- [What is expected] Every line below that mentions the word "French" should be copied out.

- [Excerpted records]
======
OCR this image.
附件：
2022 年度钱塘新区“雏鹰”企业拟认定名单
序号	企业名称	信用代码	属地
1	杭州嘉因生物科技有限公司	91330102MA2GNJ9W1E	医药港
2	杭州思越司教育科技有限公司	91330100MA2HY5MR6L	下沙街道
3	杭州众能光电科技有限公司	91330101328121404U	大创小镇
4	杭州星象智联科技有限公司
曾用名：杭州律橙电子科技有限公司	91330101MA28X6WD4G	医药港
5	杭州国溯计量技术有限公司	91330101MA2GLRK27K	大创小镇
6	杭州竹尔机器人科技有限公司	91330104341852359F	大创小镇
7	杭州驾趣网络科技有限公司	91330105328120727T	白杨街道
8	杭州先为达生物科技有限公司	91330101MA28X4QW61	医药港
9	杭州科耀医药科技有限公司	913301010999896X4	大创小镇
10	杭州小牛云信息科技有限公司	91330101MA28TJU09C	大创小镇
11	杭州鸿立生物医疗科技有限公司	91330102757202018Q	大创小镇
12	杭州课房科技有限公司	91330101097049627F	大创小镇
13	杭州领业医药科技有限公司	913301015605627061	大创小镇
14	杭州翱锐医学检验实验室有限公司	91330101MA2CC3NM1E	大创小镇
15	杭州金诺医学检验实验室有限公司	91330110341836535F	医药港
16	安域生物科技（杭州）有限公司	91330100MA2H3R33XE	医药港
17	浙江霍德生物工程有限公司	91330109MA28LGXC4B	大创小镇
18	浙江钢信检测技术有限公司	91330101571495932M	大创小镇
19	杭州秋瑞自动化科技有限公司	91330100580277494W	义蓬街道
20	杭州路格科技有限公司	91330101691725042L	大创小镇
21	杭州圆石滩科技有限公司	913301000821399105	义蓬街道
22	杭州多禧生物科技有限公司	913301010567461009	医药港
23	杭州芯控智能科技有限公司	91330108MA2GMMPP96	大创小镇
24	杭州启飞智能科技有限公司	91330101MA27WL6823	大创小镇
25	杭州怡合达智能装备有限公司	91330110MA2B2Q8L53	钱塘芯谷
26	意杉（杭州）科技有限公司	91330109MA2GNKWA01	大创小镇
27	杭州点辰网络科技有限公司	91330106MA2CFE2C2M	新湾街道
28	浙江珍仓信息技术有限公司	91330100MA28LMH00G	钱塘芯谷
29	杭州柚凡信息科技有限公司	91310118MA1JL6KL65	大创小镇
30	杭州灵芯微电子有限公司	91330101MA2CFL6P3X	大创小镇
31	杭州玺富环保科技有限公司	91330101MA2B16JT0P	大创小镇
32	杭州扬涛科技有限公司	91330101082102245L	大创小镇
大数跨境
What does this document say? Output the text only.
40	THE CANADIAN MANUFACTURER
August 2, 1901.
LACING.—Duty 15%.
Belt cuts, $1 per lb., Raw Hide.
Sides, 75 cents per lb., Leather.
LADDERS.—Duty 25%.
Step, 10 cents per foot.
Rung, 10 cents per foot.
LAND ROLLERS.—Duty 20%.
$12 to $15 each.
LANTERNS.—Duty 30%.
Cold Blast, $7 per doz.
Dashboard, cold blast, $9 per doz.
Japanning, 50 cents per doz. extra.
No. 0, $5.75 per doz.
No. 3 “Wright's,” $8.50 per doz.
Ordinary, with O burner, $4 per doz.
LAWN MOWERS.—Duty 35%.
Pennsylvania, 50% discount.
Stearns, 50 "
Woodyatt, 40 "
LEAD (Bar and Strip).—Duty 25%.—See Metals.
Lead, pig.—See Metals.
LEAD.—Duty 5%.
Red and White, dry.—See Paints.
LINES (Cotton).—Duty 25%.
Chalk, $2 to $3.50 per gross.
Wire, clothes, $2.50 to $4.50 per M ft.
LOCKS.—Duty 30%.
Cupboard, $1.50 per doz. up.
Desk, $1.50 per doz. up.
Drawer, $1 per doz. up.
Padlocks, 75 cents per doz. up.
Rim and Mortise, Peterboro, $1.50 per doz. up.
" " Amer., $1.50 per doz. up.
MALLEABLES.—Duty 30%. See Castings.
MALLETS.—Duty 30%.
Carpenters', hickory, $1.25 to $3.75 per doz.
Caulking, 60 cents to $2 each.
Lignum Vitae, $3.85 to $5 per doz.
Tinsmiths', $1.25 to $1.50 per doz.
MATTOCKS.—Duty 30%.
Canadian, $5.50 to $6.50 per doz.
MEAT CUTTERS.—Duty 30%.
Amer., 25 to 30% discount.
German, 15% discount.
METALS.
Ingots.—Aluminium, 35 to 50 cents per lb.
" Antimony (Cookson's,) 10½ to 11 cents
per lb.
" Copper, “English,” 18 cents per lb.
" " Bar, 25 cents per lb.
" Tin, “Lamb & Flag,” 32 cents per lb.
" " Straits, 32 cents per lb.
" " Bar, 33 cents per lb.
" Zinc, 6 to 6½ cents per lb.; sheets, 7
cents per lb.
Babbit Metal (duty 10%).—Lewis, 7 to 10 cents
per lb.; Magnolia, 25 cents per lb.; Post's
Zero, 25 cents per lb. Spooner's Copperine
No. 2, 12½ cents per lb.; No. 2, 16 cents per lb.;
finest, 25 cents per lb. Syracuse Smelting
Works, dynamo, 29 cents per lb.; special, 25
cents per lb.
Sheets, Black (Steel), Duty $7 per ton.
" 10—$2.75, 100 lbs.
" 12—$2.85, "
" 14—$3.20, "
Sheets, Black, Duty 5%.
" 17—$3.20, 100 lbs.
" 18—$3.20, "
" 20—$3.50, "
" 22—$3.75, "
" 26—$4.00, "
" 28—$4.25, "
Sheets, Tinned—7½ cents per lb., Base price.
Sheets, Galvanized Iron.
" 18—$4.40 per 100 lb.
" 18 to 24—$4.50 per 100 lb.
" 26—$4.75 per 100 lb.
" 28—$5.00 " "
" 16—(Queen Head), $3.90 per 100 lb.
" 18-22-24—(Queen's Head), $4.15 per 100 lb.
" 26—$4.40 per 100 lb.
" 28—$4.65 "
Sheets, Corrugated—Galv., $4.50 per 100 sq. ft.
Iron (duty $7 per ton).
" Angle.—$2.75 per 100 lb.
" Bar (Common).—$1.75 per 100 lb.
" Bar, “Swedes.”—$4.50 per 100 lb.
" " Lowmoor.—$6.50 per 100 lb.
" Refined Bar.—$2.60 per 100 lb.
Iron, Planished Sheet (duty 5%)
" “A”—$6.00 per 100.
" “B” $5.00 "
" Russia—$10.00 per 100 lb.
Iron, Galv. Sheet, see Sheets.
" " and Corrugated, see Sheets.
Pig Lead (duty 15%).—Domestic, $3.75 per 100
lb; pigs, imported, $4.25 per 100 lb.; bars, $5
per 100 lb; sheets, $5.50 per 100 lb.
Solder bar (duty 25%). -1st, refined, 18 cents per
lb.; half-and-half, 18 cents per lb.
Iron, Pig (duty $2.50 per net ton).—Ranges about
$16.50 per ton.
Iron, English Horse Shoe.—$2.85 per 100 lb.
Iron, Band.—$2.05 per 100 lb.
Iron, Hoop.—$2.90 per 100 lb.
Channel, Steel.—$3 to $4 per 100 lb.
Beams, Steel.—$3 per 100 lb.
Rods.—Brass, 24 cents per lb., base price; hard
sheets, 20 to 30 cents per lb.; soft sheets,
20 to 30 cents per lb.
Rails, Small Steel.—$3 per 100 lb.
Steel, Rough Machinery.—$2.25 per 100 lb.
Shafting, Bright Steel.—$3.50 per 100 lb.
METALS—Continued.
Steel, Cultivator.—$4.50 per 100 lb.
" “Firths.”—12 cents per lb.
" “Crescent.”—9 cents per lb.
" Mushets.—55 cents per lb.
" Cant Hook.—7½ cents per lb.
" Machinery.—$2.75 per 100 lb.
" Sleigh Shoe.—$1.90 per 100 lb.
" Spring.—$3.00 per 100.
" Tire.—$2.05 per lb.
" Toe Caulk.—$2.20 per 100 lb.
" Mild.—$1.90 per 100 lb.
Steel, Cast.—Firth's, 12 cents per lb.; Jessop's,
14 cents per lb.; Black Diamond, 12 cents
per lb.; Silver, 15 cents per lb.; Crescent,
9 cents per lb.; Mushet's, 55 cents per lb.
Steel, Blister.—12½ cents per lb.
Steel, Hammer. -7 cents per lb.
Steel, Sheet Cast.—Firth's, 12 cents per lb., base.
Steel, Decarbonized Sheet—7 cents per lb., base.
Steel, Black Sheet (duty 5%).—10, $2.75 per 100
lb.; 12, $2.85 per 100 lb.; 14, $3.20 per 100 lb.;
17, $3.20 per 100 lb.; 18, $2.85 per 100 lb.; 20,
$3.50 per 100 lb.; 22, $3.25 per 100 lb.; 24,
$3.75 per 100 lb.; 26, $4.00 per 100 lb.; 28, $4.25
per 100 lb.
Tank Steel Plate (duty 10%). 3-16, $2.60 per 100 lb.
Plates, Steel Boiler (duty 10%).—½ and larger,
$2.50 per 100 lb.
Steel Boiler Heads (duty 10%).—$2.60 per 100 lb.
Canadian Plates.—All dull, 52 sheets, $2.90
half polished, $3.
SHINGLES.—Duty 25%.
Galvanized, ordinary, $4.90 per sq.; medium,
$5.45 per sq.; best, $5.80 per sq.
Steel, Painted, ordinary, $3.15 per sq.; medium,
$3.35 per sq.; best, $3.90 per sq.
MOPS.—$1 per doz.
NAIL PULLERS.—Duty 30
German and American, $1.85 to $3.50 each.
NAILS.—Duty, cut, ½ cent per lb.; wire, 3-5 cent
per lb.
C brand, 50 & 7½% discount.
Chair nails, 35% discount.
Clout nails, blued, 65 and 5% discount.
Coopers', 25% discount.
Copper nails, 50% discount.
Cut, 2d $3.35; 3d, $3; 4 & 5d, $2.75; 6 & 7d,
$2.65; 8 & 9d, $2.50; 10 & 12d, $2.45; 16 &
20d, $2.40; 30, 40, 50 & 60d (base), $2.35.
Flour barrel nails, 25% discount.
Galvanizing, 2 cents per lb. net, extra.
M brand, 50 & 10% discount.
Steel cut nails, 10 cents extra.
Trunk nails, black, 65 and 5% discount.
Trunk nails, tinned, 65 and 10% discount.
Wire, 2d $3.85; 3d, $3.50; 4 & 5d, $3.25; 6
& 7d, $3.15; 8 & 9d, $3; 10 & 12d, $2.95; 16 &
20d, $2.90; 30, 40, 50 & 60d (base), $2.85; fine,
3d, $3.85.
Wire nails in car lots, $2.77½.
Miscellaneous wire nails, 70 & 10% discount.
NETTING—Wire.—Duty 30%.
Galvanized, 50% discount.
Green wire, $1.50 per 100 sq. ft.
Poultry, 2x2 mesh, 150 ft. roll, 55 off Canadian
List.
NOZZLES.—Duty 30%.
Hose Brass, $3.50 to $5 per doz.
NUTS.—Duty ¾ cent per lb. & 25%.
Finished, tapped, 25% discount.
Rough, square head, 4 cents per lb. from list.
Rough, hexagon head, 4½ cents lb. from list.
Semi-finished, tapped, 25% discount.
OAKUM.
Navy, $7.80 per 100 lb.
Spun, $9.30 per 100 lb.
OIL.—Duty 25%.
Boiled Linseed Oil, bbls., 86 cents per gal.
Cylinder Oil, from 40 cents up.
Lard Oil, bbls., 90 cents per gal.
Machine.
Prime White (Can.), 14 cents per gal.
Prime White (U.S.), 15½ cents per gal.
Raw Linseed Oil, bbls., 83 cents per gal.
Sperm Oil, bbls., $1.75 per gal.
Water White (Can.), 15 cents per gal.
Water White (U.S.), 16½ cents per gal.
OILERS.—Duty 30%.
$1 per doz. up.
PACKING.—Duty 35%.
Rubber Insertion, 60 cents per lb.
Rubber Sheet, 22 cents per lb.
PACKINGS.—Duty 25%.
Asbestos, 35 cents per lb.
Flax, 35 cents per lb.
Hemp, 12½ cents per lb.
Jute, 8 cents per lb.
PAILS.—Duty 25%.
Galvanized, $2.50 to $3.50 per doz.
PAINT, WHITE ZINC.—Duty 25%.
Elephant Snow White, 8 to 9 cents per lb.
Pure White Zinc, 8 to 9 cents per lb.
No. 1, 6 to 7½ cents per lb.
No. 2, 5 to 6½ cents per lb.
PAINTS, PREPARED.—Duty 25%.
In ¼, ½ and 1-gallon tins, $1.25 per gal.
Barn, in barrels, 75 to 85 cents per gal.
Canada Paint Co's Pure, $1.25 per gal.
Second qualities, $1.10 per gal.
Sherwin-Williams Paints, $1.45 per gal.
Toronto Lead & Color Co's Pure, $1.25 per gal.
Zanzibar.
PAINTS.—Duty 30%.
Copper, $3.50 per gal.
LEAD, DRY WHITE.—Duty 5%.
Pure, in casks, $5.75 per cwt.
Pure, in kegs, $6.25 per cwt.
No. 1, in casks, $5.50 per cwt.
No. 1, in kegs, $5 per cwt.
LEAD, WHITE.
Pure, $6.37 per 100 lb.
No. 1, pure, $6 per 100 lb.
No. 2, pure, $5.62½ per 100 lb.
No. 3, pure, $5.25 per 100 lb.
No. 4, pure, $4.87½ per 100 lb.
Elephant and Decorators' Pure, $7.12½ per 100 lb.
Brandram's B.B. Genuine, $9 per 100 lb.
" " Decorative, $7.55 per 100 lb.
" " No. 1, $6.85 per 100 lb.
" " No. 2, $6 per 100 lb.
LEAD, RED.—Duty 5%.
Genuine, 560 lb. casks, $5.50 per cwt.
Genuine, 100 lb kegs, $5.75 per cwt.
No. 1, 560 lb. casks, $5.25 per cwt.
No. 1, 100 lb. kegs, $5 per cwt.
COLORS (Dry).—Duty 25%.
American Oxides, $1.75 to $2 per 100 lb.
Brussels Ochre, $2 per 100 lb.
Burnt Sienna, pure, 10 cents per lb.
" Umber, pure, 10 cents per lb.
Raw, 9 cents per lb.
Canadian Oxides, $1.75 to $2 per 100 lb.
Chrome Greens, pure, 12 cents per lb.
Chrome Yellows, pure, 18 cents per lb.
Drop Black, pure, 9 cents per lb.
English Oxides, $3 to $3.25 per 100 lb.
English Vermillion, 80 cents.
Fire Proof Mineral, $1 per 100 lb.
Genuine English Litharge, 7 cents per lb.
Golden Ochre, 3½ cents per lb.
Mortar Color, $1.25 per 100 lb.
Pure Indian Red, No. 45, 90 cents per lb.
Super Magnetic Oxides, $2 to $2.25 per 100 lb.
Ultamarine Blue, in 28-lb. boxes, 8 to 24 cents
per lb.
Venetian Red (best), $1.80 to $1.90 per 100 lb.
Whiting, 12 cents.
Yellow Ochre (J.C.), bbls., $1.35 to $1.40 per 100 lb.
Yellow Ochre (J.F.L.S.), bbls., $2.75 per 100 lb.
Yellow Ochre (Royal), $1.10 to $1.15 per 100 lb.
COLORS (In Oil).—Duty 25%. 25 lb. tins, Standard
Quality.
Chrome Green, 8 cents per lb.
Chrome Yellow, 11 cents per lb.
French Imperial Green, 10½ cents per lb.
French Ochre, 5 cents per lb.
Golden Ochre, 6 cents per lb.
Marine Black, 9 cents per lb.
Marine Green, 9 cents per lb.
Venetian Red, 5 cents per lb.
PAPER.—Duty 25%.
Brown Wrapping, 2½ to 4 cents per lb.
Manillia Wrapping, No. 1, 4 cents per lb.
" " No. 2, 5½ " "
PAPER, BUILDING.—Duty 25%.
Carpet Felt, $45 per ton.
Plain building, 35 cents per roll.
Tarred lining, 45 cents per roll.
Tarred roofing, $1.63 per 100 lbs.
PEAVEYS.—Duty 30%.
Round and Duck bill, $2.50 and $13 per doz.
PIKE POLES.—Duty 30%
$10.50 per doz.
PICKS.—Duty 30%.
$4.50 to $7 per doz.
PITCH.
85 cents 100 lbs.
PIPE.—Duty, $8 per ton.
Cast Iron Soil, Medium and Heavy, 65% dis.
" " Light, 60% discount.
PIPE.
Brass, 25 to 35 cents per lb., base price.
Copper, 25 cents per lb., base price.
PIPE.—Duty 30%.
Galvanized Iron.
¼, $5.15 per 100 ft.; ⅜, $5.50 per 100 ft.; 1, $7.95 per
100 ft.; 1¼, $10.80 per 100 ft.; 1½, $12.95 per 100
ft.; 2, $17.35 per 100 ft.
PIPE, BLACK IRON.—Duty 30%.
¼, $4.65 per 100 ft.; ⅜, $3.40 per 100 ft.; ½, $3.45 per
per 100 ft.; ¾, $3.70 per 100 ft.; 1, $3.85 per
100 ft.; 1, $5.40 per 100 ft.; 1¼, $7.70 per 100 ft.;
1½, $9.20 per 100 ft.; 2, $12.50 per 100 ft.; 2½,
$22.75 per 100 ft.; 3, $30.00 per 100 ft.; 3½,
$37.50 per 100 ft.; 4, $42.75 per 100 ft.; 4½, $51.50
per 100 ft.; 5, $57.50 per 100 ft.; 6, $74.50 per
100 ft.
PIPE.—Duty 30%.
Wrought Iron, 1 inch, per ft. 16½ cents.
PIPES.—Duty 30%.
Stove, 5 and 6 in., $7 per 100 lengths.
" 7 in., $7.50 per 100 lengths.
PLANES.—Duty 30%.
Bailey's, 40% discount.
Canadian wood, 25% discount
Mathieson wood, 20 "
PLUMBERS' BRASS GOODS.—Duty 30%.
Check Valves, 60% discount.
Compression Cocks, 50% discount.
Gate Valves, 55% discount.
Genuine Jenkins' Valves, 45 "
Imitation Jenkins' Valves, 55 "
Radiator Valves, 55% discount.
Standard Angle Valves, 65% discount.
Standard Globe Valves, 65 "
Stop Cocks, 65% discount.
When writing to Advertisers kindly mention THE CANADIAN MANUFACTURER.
======
- [Written response]
French Imperial Green, 10½ cents per lb.
French Ochre, 5 cents per lb.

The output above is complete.